Return each line that holds the word "comunidad".

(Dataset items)
┌────────

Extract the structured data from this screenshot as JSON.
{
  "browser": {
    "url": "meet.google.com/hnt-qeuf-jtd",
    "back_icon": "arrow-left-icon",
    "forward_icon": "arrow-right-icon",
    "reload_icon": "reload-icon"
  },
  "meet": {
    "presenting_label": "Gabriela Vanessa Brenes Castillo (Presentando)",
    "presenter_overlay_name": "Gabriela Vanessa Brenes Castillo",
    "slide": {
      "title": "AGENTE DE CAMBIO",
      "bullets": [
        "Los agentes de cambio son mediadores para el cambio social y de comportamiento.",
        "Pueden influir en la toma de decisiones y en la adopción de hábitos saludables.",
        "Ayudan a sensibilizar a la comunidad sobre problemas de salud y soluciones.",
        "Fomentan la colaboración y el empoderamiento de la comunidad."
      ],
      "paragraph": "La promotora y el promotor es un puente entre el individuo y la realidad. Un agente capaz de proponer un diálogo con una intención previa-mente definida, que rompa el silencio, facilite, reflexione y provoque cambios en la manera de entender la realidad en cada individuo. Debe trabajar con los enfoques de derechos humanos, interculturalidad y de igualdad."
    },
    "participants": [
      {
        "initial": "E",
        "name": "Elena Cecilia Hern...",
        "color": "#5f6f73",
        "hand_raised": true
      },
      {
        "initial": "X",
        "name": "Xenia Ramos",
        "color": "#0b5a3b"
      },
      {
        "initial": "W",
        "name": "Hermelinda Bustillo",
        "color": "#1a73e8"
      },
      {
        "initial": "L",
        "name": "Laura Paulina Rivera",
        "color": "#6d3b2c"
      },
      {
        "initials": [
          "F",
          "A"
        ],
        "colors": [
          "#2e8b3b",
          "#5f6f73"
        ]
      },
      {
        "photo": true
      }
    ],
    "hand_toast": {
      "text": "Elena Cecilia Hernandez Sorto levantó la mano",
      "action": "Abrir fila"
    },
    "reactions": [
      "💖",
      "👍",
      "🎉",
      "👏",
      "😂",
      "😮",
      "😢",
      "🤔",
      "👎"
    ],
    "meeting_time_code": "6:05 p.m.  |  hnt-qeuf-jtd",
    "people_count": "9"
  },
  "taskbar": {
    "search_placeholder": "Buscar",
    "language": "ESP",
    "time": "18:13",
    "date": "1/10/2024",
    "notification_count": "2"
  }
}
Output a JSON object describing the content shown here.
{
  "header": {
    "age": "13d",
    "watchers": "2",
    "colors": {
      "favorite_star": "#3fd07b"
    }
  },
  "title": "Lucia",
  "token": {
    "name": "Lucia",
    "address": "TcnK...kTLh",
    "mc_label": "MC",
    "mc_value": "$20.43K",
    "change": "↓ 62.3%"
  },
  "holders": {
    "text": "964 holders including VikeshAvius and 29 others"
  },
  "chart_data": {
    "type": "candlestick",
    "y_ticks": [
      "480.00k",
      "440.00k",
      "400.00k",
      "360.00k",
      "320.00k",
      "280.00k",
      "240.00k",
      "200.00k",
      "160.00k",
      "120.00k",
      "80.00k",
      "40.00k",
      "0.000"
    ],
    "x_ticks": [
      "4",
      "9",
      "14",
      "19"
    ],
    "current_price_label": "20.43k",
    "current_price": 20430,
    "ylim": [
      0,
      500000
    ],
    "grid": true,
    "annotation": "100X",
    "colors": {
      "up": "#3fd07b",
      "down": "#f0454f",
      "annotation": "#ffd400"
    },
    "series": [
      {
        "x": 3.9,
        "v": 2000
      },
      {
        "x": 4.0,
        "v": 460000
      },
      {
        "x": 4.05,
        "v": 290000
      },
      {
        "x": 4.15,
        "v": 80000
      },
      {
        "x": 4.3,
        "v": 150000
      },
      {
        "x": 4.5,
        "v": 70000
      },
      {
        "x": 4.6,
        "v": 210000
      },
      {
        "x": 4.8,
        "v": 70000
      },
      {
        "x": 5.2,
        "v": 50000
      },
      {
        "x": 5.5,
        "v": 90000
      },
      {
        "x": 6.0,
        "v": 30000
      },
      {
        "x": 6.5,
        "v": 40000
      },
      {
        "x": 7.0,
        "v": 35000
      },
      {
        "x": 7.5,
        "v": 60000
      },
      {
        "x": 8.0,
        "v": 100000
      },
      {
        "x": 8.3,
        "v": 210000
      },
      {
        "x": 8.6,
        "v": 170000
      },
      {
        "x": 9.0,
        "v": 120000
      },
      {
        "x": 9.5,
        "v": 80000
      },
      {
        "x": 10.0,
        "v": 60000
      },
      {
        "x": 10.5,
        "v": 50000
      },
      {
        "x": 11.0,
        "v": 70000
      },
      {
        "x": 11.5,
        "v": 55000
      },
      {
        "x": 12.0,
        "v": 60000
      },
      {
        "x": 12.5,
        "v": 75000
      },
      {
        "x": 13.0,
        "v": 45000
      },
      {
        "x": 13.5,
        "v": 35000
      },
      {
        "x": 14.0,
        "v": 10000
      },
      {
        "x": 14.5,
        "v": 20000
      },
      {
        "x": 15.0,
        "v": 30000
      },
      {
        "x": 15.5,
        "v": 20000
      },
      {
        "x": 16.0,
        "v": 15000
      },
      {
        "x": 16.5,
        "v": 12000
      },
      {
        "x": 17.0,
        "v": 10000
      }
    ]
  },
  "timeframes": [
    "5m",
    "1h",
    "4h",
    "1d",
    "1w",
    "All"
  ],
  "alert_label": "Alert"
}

└────────

TASK ANSWER:
        "Ayudan a sensibilizar a la comunidad sobre problemas de salud y soluciones.",
        "Fomentan la colaboración y el empoderamiento de la comunidad."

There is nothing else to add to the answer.